READING TEXT →
────────────────
The banks of the Paraopeda River, which turned from its normal green to dark brown after the dam disaster, have been lined with trash and dead fish. The Pataxo Indians living alongside the river have been told by Brazilian environmental officials not to use the water.

"We used the river to take baths, to fish, to water our plants and now we can't do any of that," said Hayo, the village chief, who goes by one name. "We can't even water our plants because they say it damages the soil."

The World Wildlife Foundation, an environmental group, also said that a forest area "equivalent to 125 (American) football fields" had been lost, and it was still too early to know the full ecological scope of the dam collapse.

Another Vale dam

The disaster caused Vale's share prices to drop 24 percent in Sao Paulo on Monday, though the company did experience a 2 percent resurgence on Tuesday. Brazilian media has also speculated that Vale's top executives might be replaced.
────────────────
SUPPLIED INFORMATION →
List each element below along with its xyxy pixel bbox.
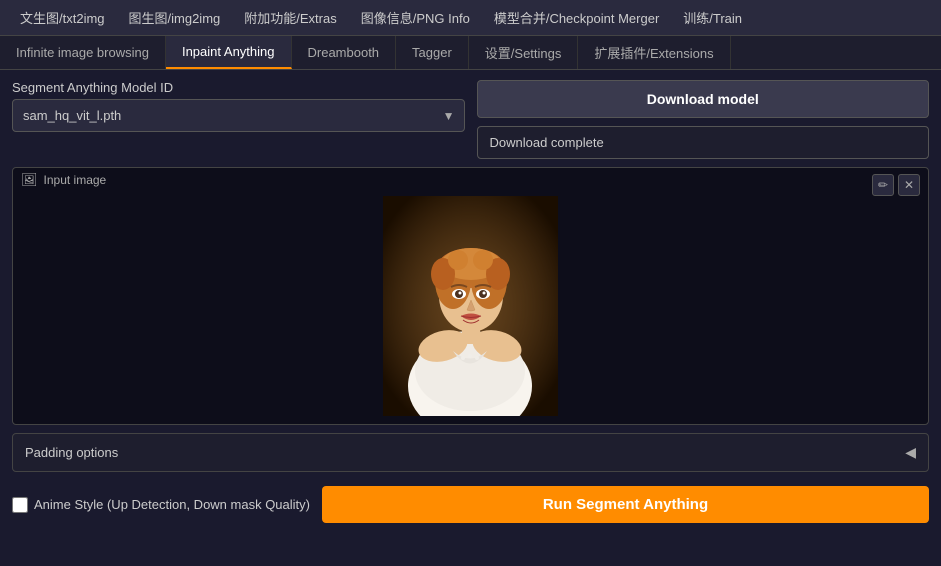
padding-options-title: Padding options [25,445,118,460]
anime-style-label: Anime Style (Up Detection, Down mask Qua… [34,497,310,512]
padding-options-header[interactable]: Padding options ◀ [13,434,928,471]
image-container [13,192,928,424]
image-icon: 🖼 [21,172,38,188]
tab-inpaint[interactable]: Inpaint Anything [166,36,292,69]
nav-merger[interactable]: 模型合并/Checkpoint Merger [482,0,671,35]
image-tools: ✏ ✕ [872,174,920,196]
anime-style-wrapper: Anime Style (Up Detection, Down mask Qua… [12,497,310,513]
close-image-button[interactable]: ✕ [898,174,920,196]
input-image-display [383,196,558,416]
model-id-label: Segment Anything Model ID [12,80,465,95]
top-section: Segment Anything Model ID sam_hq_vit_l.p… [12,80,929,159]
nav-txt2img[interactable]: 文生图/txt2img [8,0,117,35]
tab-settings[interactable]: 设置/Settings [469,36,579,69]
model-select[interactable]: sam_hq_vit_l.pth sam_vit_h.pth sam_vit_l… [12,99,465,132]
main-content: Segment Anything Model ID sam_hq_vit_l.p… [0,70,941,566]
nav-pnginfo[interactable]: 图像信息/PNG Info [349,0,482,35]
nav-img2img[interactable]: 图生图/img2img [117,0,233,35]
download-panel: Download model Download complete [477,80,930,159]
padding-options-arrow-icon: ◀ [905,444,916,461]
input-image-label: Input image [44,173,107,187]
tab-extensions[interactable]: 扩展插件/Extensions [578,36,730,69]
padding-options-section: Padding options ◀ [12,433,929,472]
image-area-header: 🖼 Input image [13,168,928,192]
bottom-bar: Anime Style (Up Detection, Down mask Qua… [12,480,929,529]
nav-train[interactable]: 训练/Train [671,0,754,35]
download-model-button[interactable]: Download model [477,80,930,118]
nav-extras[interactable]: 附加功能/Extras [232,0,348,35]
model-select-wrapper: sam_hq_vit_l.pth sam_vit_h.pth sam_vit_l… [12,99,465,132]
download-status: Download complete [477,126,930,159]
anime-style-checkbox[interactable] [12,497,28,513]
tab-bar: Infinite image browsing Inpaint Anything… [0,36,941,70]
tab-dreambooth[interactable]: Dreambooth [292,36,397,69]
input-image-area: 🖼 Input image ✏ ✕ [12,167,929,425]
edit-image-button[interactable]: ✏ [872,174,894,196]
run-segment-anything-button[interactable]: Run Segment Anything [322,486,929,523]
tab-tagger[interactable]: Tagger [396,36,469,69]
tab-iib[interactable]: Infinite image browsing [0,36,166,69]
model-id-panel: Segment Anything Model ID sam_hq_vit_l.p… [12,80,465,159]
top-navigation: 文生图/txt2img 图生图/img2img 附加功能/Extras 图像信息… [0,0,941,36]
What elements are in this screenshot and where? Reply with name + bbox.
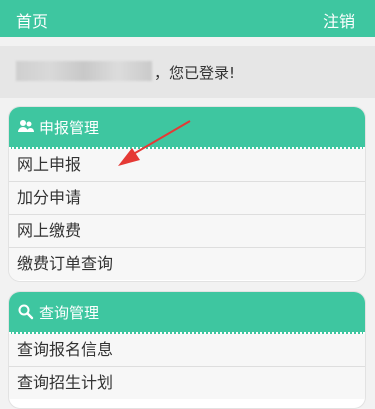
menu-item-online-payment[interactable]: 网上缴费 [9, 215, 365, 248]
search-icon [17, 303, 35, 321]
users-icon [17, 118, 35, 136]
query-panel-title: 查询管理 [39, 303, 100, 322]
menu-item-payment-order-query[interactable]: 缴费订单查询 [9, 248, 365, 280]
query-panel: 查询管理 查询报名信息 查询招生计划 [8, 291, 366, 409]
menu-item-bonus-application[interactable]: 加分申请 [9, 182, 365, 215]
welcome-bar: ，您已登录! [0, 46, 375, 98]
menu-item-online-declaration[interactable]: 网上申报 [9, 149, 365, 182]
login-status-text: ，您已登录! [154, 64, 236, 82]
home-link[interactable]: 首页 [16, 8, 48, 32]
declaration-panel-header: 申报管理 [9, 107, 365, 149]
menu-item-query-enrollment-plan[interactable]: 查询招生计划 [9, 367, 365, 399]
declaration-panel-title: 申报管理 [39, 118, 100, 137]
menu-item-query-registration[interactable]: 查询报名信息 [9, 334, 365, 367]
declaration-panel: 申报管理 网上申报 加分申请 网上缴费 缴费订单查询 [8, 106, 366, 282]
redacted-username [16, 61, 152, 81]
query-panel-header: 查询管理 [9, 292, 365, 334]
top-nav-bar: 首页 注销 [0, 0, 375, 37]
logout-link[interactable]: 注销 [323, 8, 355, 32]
────────────────
PROMPT 1 → Collect every line of the entries that contains the word "title" and copy each one in full.
PROMPT 2 → Go on with the passage about the Brazilian dam disaster, beginning right after its last sentence.

TASK RESPONSE 1 →
padding-options-title: Padding options [25,445,118,460]
query-panel-title: 查询管理 [39, 303, 100, 322]
declaration-panel-title: 申报管理 [39, 118, 100, 137]

TASK RESPONSE 2 →
On Monday, a presidential task force contemplated forcing out Vale's management, but senior officials pushed back on the idea on Tuesday. However, authorities have ordered that $3 billion (€2.62 billion) in Vale assets be frozen to pay for fines, compensation and employee salaries to families of the victims. 

Luciano Siani, Vale's chief financial officer, said the company was doing all it could, including offering money to mourners, extra tax payments to local government, and major investments to make its dams safer. 

Friday's dam disaster occurred roughly three years after a similar rupture of a dam that Vale co-owned with Anglo-Australian giant BHP Billiton. The 2015 rupture, which took place about 125 kilometers (78 miles) east of Brumadinho near a town called Mariana, killed 19 people in what was considered the worst environmental catastrophe ever in Brazil.